#### SOURCE PASSAGE ####
1     Version

V2.1

2     Functions

The Text and Speech Translation Composite AIM (MMC-TST):

  1. Receives:
    • Input Selection determining whether the input is provided as text or speech. If the desired output is speech, Selection also specifies whether The speech features should be preserved in the translated speech.
    • Language Preference determining the input Language and the target Language.
    • Input Text.
    • Input Speech.
  2. Produces Translated Text or Translated Speech in the target Language.

3    Reference Architecture

Figure 9 depicts the Reference Architecture of the Text-and-Speech Translation Composite AIM.

Figure 9 – Text-and-Speech Translation (HMC-TST) Composite AIM

4      I/O Data

Table specifies the Input and Output Data of the Text-to-Text Translation AIM.

Table – I/O Data of the Text-and-Speech Translation AIM

Input Semantics
Input Selector Determines whether:
1.     The input will be in Text or Speech
2.     The Input Speech features are preserved in the Output Speech.
####
* WRITTEN EXERCISE *
Reproduce the translation AIM specification word for word, beginning at the words "3    Reference" and stopping after "Text-to-Text Translation AIM.". Nothing in the data is needed here.
#### MATERIAL PROVIDED ####
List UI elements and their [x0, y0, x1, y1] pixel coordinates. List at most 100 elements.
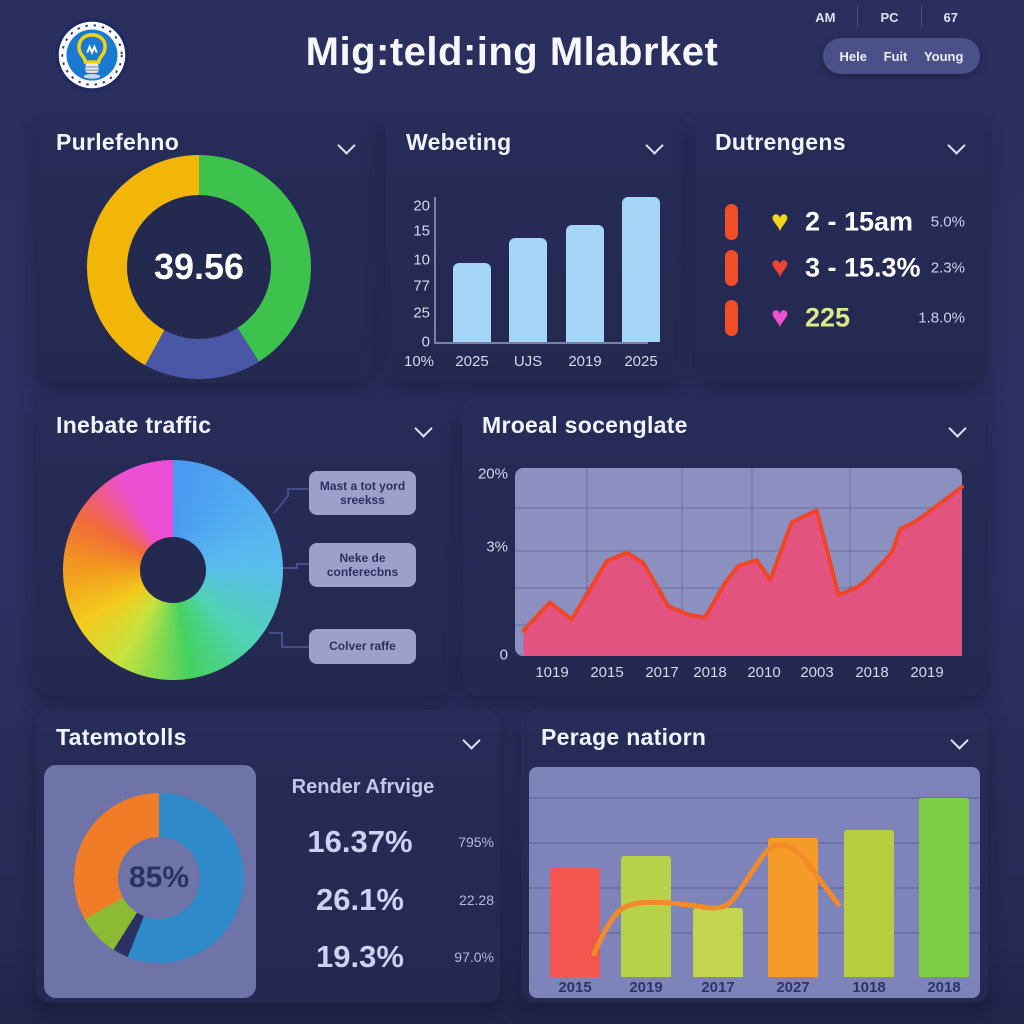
stat-big-value: 26.1% [316, 882, 404, 917]
heart-icon: ♥ [771, 251, 789, 284]
marker-pill [725, 204, 738, 240]
y-tick-label: 77 [413, 277, 430, 295]
inebate-pie [63, 460, 283, 680]
x-axis-label: 2017 [645, 664, 679, 681]
y-tick-label: 3% [486, 538, 508, 556]
card-mroeal-socenglate: Mroeal socenglate 20% 3% 0 1019 2015 2017 2018… [462, 398, 986, 695]
donut-hole: 39.56 [127, 195, 271, 339]
card-title: Tatemotolls [56, 724, 187, 750]
y-tick-label: 0 [499, 646, 508, 664]
y-tick-label: 0 [421, 333, 430, 351]
callout-label: Mast a tot yord sreekss [309, 471, 416, 515]
card-title: Webeting [406, 129, 512, 155]
x-axis-label: 2019 [910, 664, 944, 681]
y-tick-label: 25 [413, 304, 430, 322]
x-axis [434, 342, 648, 344]
y-tick-label: 10 [413, 251, 430, 269]
tatemotolls-donut: 85% [74, 793, 244, 963]
x-origin-label: 10% [403, 353, 435, 370]
x-axis-label: 1019 [535, 664, 569, 681]
x-axis-label: 2018 [693, 664, 727, 681]
x-axis-label: 2025 [455, 353, 489, 370]
meta-item[interactable]: AM [815, 9, 836, 25]
marker-pill [725, 250, 738, 286]
card-title: Mroeal socenglate [482, 412, 688, 438]
heart-icon: ♥ [771, 301, 789, 334]
card-inebate-traffic: Inebate traffic Mast a tot yord sreekss N… [36, 398, 452, 695]
x-axis-label: UJS [513, 353, 543, 370]
heart-icon: ♥ [771, 205, 789, 238]
area-chart [515, 468, 964, 656]
bar [621, 856, 671, 977]
meta-item[interactable]: PC [880, 9, 899, 25]
card-title: Dutrengens [715, 129, 846, 155]
divider [857, 6, 859, 28]
divider [920, 6, 922, 28]
header-meta: AM PC 67 [793, 4, 980, 30]
chevron-down-icon[interactable] [333, 133, 359, 159]
x-axis-label: 2018 [855, 664, 889, 681]
bar [622, 197, 660, 342]
header-pill-nav: Hele Fuit Young [823, 38, 980, 74]
card-webeting: Webeting 20 15 10 77 25 0 10% 2025 UJS 2019 2025 [386, 115, 683, 383]
x-axis-label: 2025 [624, 353, 658, 370]
bar [919, 798, 969, 977]
x-axis-label: 2003 [800, 664, 834, 681]
bar [550, 868, 600, 977]
x-axis-label: 1018 [852, 979, 886, 996]
lightbulb-logo [55, 18, 129, 92]
x-axis-label: 2018 [927, 979, 961, 996]
stat-small-value: 97.0% [454, 949, 494, 965]
y-tick-label: 20% [477, 465, 508, 483]
x-axis-label: 2015 [558, 979, 592, 996]
pill-item[interactable]: Fuit [883, 48, 908, 64]
chevron-down-icon[interactable] [946, 728, 972, 754]
stats-header: Render Afrvige [291, 776, 435, 798]
x-axis-label: 2015 [590, 664, 624, 681]
gridline [529, 887, 980, 889]
area-chart-labels: 20% 3% 0 1019 2015 2017 2018 2010 2003 2018 2019 [462, 398, 986, 695]
callout-label: Neke de conferecbns [309, 543, 416, 587]
donut-hole: 85% [118, 837, 200, 919]
bar [844, 830, 894, 977]
stats-rows: 16.37% 795% 26.1% 22.28 19.3% 97.0% [36, 710, 500, 1003]
donut-center-value: 39.56 [153, 246, 245, 287]
bar [566, 225, 604, 342]
callout-connectors [269, 488, 309, 648]
purlefehno-donut: 39.56 [87, 155, 311, 379]
marker-pill [725, 300, 738, 336]
bar [509, 238, 547, 342]
pill-item[interactable]: Hele [839, 48, 868, 64]
webeting-chart: 20 15 10 77 25 0 10% 2025 UJS 2019 2025 [386, 115, 683, 383]
x-axis-label: 2017 [701, 979, 735, 996]
x-axis-label: 2027 [776, 979, 810, 996]
gridline [529, 842, 980, 844]
card-title: Inebate traffic [56, 412, 212, 438]
trend-line [591, 842, 841, 957]
stat-big-value: 16.37% [307, 824, 413, 859]
callouts: Mast a tot yord sreekss Neke de conferecb… [36, 398, 452, 695]
x-axis-label: 2019 [629, 979, 663, 996]
callout-label: Colver raffe [309, 629, 416, 664]
card-title: Perage natiorn [541, 724, 707, 750]
meta-item[interactable]: 67 [943, 9, 958, 25]
card-tatemotolls: Tatemotolls 85% Render Afrvige 16.37% 795… [36, 710, 500, 1003]
card-dutrengens: Dutrengens ♥ 2 - 15am 5.0% ♥ 3 - 15.3% 2.3% ♥ 2… [695, 115, 985, 383]
page-title: Mig:teld:ing Mlabrket [305, 30, 719, 74]
stat-small-value: 22.28 [458, 892, 494, 908]
gridline [529, 797, 980, 799]
list-item-label: 225 [805, 302, 851, 333]
y-axis [434, 197, 436, 342]
bar [768, 838, 818, 977]
pill-item[interactable]: Young [923, 48, 964, 64]
stat-big-value: 19.3% [316, 939, 404, 974]
y-tick-label: 15 [413, 222, 430, 240]
list-item-label: 3 - 15.3% [805, 252, 921, 283]
dutrengens-list: ♥ 2 - 15am 5.0% ♥ 3 - 15.3% 2.3% ♥ 225 1.8.0% [695, 115, 985, 383]
bar [693, 908, 743, 977]
x-axis-label: 2019 [568, 353, 602, 370]
stat-small-value: 795% [458, 834, 494, 850]
pie-hole [140, 537, 206, 603]
list-item-label: 2 - 15am [805, 206, 914, 237]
####
* CORRECT OUTPUT *
3    Reference Architecture

Figure 9 depicts the Reference Architecture of the Text-and-Speech Translation Composite AIM.

Figure 9 – Text-and-Speech Translation (HMC-TST) Composite AIM

4      I/O Data

Table specifies the Input and Output Data of the Text-to-Text Translation AIM.